§ **Exercise**: Collect every line that includes the string "forks".

§ **Exercise material**:

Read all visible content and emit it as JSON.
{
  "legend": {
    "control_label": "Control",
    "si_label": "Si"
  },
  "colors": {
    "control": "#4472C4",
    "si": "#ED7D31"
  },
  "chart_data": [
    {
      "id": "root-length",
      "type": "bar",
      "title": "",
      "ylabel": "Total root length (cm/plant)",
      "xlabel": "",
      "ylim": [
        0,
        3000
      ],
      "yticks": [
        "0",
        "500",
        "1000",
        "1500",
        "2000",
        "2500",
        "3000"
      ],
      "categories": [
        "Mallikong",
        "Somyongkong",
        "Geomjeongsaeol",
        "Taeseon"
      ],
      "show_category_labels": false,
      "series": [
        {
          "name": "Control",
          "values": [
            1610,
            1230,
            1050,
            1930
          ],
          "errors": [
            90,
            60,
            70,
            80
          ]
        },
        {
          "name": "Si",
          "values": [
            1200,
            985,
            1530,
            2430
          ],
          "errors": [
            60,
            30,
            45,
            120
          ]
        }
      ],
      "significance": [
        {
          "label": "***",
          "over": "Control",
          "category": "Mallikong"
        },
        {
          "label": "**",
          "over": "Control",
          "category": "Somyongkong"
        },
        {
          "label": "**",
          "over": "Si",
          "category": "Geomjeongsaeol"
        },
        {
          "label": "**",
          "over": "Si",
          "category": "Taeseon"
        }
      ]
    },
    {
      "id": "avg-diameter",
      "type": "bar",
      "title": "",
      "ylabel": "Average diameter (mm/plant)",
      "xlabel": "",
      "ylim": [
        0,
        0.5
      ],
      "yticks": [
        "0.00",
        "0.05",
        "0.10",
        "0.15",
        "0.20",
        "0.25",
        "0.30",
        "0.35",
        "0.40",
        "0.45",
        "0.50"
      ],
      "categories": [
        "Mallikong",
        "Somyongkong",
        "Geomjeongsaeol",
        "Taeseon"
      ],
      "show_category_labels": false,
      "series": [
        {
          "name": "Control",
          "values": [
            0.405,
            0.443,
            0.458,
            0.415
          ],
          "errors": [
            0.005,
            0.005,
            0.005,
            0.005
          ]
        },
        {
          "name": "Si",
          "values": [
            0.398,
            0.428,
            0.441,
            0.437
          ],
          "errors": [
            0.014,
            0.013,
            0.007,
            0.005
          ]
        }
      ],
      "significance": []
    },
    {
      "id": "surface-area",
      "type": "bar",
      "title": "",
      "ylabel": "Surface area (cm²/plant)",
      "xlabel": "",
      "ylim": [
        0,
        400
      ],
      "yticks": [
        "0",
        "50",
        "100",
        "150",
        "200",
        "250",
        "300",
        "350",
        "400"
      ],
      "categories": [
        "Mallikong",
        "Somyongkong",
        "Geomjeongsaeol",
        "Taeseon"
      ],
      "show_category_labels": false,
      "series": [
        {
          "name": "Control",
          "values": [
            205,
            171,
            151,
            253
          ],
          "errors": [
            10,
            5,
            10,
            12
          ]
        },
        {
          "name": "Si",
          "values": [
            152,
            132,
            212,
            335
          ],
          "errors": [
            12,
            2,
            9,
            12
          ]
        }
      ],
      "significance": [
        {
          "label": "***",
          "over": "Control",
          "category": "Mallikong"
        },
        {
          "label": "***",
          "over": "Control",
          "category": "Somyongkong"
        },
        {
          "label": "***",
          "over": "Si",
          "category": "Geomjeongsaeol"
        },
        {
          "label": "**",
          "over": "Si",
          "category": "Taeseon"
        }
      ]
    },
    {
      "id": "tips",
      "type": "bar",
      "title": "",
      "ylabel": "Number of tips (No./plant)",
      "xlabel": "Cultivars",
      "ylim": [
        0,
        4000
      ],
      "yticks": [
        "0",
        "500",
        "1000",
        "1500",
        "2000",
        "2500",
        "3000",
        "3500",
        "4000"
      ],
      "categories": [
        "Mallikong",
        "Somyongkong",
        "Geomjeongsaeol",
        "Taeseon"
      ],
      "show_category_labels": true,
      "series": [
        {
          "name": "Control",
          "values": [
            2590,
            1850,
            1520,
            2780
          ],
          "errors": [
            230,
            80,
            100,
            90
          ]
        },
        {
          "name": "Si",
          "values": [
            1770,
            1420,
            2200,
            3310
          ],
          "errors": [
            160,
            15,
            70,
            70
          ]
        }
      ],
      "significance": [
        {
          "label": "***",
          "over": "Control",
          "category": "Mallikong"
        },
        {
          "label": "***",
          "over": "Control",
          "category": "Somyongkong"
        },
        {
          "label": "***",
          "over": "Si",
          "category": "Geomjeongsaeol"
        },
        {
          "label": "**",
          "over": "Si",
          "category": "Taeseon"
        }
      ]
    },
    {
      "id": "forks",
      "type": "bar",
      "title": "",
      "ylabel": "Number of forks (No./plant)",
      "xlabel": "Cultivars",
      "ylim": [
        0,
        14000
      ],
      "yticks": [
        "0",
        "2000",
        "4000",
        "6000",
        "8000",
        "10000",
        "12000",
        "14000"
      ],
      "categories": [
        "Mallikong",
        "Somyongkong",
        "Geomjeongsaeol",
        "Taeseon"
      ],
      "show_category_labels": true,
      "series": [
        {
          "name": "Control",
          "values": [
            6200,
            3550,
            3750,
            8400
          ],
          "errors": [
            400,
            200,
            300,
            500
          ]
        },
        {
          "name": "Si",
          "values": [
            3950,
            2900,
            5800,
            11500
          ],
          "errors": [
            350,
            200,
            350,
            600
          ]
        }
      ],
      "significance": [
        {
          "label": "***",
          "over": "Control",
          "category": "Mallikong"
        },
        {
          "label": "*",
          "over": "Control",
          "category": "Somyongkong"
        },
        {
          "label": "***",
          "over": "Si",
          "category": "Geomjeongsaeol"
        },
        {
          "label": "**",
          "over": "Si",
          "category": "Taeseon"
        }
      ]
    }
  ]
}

§ **Finished answer**:
      "id": "forks",
      "ylabel": "Number of forks (No./plant)",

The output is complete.